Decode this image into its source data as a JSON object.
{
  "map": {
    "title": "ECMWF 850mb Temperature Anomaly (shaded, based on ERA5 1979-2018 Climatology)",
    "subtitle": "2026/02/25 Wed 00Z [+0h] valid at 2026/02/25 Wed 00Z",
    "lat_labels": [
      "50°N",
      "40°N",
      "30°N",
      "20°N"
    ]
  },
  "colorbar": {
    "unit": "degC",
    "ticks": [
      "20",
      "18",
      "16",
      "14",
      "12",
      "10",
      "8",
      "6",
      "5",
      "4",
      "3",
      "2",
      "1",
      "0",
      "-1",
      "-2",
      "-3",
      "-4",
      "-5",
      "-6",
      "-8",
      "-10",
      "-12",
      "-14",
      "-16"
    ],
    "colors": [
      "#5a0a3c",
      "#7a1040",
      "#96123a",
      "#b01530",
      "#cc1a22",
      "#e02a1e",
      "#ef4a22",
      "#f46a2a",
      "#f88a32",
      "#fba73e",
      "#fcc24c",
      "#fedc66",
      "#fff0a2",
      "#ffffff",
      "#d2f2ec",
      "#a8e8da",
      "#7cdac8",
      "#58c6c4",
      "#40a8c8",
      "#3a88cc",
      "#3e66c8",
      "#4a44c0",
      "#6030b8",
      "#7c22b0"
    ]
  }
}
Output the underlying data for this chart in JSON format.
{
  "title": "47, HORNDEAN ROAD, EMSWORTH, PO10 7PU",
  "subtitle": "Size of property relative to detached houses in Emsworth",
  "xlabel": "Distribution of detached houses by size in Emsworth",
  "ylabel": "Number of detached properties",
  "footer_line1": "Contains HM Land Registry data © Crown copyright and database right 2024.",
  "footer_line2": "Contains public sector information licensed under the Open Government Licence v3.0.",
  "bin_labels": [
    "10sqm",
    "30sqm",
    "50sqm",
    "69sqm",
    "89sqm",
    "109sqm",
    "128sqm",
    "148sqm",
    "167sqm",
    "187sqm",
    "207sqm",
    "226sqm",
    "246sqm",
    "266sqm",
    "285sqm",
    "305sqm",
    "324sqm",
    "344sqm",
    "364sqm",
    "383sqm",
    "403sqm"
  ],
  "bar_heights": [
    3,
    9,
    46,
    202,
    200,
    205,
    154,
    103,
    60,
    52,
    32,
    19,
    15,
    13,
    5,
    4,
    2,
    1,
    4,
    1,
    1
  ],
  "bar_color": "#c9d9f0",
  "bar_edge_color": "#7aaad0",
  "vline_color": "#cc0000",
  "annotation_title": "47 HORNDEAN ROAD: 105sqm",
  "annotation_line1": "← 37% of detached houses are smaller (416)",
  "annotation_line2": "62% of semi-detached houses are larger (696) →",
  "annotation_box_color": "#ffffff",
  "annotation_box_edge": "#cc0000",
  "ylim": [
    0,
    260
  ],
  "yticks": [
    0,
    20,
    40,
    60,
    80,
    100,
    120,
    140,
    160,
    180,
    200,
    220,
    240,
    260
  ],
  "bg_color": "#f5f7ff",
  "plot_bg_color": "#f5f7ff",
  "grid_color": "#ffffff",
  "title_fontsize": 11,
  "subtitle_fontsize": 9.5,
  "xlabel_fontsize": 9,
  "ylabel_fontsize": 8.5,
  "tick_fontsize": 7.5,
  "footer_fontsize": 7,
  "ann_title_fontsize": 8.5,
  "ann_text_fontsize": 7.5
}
+ + + + +
**What is needed**
Write out the data exactly as it stands.

**The output**
Decode this image into its source data as a JSON object.
{
  "map": {
    "title": "ECMWF 850mb Temperature Anomaly (shaded, based on ERA5 1979-2018 Climatology)",
    "subtitle": "2026/02/25 Wed 00Z [+0h] valid at 2026/02/25 Wed 00Z",
    "lat_labels": [
      "50°N",
      "40°N",
      "30°N",
      "20°N"
    ]
  },
  "colorbar": {
    "unit": "degC",
    "ticks": [
      "20",
      "18",
      "16",
      "14",
      "12",
      "10",
      "8",
      "6",
      "5",
      "4",
      "3",
      "2",
      "1",
      "0",
      "-1",
      "-2",
      "-3",
      "-4",
      "-5",
      "-6",
      "-8",
      "-10",
      "-12",
      "-14",
      "-16"
    ],
    "colors": [
      "#5a0a3c",
      "#7a1040",
      "#96123a",
      "#b01530",
      "#cc1a22",
      "#e02a1e",
      "#ef4a22",
      "#f46a2a",
      "#f88a32",
      "#fba73e",
      "#fcc24c",
      "#fedc66",
      "#fff0a2",
      "#ffffff",
      "#d2f2ec",
      "#a8e8da",
      "#7cdac8",
      "#58c6c4",
      "#40a8c8",
      "#3a88cc",
      "#3e66c8",
      "#4a44c0",
      "#6030b8",
      "#7c22b0"
    ]
  }
}
Output the underlying data for this chart in JSON format.
{
  "title": "47, HORNDEAN ROAD, EMSWORTH, PO10 7PU",
  "subtitle": "Size of property relative to detached houses in Emsworth",
  "xlabel": "Distribution of detached houses by size in Emsworth",
  "ylabel": "Number of detached properties",
  "footer_line1": "Contains HM Land Registry data © Crown copyright and database right 2024.",
  "footer_line2": "Contains public sector information licensed under the Open Government Licence v3.0.",
  "bin_labels": [
    "10sqm",
    "30sqm",
    "50sqm",
    "69sqm",
    "89sqm",
    "109sqm",
    "128sqm",
    "148sqm",
    "167sqm",
    "187sqm",
    "207sqm",
    "226sqm",
    "246sqm",
    "266sqm",
    "285sqm",
    "305sqm",
    "324sqm",
    "344sqm",
    "364sqm",
    "383sqm",
    "403sqm"
  ],
  "bar_heights": [
    3,
    9,
    46,
    202,
    200,
    205,
    154,
    103,
    60,
    52,
    32,
    19,
    15,
    13,
    5,
    4,
    2,
    1,
    4,
    1,
    1
  ],
  "bar_color": "#c9d9f0",
  "bar_edge_color": "#7aaad0",
  "vline_color": "#cc0000",
  "annotation_title": "47 HORNDEAN ROAD: 105sqm",
  "annotation_line1": "← 37% of detached houses are smaller (416)",
  "annotation_line2": "62% of semi-detached houses are larger (696) →",
  "annotation_box_color": "#ffffff",
  "annotation_box_edge": "#cc0000",
  "ylim": [
    0,
    260
  ],
  "yticks": [
    0,
    20,
    40,
    60,
    80,
    100,
    120,
    140,
    160,
    180,
    200,
    220,
    240,
    260
  ],
  "bg_color": "#f5f7ff",
  "plot_bg_color": "#f5f7ff",
  "grid_color": "#ffffff",
  "title_fontsize": 11,
  "subtitle_fontsize": 9.5,
  "xlabel_fontsize": 9,
  "ylabel_fontsize": 8.5,
  "tick_fontsize": 7.5,
  "footer_fontsize": 7,
  "ann_title_fontsize": 8.5,
  "ann_text_fontsize": 7.5
}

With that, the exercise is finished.